>> begin INPUT MATERIAL

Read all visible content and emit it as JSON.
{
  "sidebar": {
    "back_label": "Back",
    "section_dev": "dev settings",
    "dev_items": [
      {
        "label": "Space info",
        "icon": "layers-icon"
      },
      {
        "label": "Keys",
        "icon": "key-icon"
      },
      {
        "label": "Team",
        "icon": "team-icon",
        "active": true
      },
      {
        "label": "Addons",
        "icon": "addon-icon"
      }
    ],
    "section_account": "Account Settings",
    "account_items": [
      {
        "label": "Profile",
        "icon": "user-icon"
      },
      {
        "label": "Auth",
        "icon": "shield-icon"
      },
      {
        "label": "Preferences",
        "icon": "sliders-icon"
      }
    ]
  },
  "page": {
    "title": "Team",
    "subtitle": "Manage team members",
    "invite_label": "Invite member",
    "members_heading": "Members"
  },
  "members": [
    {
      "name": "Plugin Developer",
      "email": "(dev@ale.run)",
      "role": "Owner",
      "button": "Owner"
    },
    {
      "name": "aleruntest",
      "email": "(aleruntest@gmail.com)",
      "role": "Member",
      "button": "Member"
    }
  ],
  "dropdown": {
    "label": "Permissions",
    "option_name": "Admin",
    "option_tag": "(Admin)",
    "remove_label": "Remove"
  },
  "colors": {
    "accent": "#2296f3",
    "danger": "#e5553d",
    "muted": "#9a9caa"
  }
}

>> end INPUT MATERIAL

• [TO DO]
Which lines in the listing above hold the word "icon"? Show each of them.

• [EXERCISE SOLUTION]
        "icon": "layers-icon"
        "icon": "key-icon"
        "icon": "team-icon",
        "icon": "addon-icon"
        "icon": "user-icon"
        "icon": "shield-icon"
        "icon": "sliders-icon"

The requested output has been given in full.